[Information shown start]
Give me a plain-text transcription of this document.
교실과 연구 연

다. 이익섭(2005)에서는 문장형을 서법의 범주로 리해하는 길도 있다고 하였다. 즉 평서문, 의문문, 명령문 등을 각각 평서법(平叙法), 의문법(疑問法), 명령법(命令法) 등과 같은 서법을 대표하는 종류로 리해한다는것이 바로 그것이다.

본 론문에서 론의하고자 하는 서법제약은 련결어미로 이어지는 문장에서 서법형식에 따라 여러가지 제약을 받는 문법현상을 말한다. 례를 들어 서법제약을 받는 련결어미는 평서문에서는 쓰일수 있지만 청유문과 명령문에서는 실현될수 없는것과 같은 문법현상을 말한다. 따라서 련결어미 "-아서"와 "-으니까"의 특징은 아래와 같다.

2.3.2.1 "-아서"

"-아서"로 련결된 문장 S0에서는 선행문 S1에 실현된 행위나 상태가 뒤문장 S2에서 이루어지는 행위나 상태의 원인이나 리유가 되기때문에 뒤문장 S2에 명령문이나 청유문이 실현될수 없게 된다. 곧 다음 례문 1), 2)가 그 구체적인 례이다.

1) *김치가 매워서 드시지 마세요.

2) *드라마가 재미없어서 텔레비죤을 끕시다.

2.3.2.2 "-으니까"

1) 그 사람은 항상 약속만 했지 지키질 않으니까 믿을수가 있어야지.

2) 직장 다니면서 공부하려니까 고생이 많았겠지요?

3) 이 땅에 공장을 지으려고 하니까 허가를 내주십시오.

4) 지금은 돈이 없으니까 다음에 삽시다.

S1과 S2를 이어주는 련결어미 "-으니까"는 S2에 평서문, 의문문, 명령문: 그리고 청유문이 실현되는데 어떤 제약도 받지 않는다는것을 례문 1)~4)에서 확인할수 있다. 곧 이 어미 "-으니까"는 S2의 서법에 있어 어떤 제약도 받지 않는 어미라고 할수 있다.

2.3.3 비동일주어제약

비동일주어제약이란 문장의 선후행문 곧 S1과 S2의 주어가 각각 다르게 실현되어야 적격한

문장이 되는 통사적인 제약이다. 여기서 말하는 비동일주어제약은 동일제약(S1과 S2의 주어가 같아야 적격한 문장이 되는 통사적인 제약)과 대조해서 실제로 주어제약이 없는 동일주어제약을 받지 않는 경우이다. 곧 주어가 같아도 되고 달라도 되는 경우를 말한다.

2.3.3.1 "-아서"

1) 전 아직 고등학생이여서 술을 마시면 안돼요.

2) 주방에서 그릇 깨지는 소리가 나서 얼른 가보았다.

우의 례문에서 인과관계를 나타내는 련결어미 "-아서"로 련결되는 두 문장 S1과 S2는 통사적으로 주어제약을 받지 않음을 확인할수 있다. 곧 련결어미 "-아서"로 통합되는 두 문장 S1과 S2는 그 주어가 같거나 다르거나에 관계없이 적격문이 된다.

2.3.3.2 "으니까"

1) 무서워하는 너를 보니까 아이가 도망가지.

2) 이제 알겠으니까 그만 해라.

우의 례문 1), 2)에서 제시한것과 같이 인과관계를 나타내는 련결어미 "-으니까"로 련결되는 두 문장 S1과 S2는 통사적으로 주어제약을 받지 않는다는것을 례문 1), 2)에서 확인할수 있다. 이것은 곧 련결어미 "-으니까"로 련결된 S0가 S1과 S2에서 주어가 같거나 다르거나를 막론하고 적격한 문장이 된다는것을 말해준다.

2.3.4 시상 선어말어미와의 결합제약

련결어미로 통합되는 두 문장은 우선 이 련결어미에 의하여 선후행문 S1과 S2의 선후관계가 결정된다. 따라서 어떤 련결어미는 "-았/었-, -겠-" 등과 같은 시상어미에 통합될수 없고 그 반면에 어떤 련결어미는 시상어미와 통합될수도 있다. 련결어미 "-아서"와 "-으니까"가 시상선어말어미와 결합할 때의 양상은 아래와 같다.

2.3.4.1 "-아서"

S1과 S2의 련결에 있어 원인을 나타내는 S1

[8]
[Information shown end]
Extract every entry in the listing word for word.

**Correct result:**
Give me a plain-text transcription of this document.
교실과 연구 연

다. 이익섭(2005)에서는 문장형을 서법의 범주로 리해하는 길도 있다고 하였다. 즉 평서문, 의문문, 명령문 등을 각각 평서법(平叙法), 의문법(疑問法), 명령법(命令法) 등과 같은 서법을 대표하는 종류로 리해한다는것이 바로 그것이다.

본 론문에서 론의하고자 하는 서법제약은 련결어미로 이어지는 문장에서 서법형식에 따라 여러가지 제약을 받는 문법현상을 말한다. 례를 들어 서법제약을 받는 련결어미는 평서문에서는 쓰일수 있지만 청유문과 명령문에서는 실현될수 없는것과 같은 문법현상을 말한다. 따라서 련결어미 "-아서"와 "-으니까"의 특징은 아래와 같다.

2.3.2.1 "-아서"

"-아서"로 련결된 문장 S0에서는 선행문 S1에 실현된 행위나 상태가 뒤문장 S2에서 이루어지는 행위나 상태의 원인이나 리유가 되기때문에 뒤문장 S2에 명령문이나 청유문이 실현될수 없게 된다. 곧 다음 례문 1), 2)가 그 구체적인 례이다.

1) *김치가 매워서 드시지 마세요.

2) *드라마가 재미없어서 텔레비죤을 끕시다.

2.3.2.2 "-으니까"

1) 그 사람은 항상 약속만 했지 지키질 않으니까 믿을수가 있어야지.

2) 직장 다니면서 공부하려니까 고생이 많았겠지요?

3) 이 땅에 공장을 지으려고 하니까 허가를 내주십시오.

4) 지금은 돈이 없으니까 다음에 삽시다.

S1과 S2를 이어주는 련결어미 "-으니까"는 S2에 평서문, 의문문, 명령문: 그리고 청유문이 실현되는데 어떤 제약도 받지 않는다는것을 례문 1)~4)에서 확인할수 있다. 곧 이 어미 "-으니까"는 S2의 서법에 있어 어떤 제약도 받지 않는 어미라고 할수 있다.

2.3.3 비동일주어제약

비동일주어제약이란 문장의 선후행문 곧 S1과 S2의 주어가 각각 다르게 실현되어야 적격한

문장이 되는 통사적인 제약이다. 여기서 말하는 비동일주어제약은 동일제약(S1과 S2의 주어가 같아야 적격한 문장이 되는 통사적인 제약)과 대조해서 실제로 주어제약이 없는 동일주어제약을 받지 않는 경우이다. 곧 주어가 같아도 되고 달라도 되는 경우를 말한다.

2.3.3.1 "-아서"

1) 전 아직 고등학생이여서 술을 마시면 안돼요.

2) 주방에서 그릇 깨지는 소리가 나서 얼른 가보았다.

우의 례문에서 인과관계를 나타내는 련결어미 "-아서"로 련결되는 두 문장 S1과 S2는 통사적으로 주어제약을 받지 않음을 확인할수 있다. 곧 련결어미 "-아서"로 통합되는 두 문장 S1과 S2는 그 주어가 같거나 다르거나에 관계없이 적격문이 된다.

2.3.3.2 "으니까"

1) 무서워하는 너를 보니까 아이가 도망가지.

2) 이제 알겠으니까 그만 해라.

우의 례문 1), 2)에서 제시한것과 같이 인과관계를 나타내는 련결어미 "-으니까"로 련결되는 두 문장 S1과 S2는 통사적으로 주어제약을 받지 않는다는것을 례문 1), 2)에서 확인할수 있다. 이것은 곧 련결어미 "-으니까"로 련결된 S0가 S1과 S2에서 주어가 같거나 다르거나를 막론하고 적격한 문장이 된다는것을 말해준다.

2.3.4 시상 선어말어미와의 결합제약

련결어미로 통합되는 두 문장은 우선 이 련결어미에 의하여 선후행문 S1과 S2의 선후관계가 결정된다. 따라서 어떤 련결어미는 "-았/었-, -겠-" 등과 같은 시상어미에 통합될수 없고 그 반면에 어떤 련결어미는 시상어미와 통합될수도 있다. 련결어미 "-아서"와 "-으니까"가 시상선어말어미와 결합할 때의 양상은 아래와 같다.

2.3.4.1 "-아서"

S1과 S2의 련결에 있어 원인을 나타내는 S1

[8]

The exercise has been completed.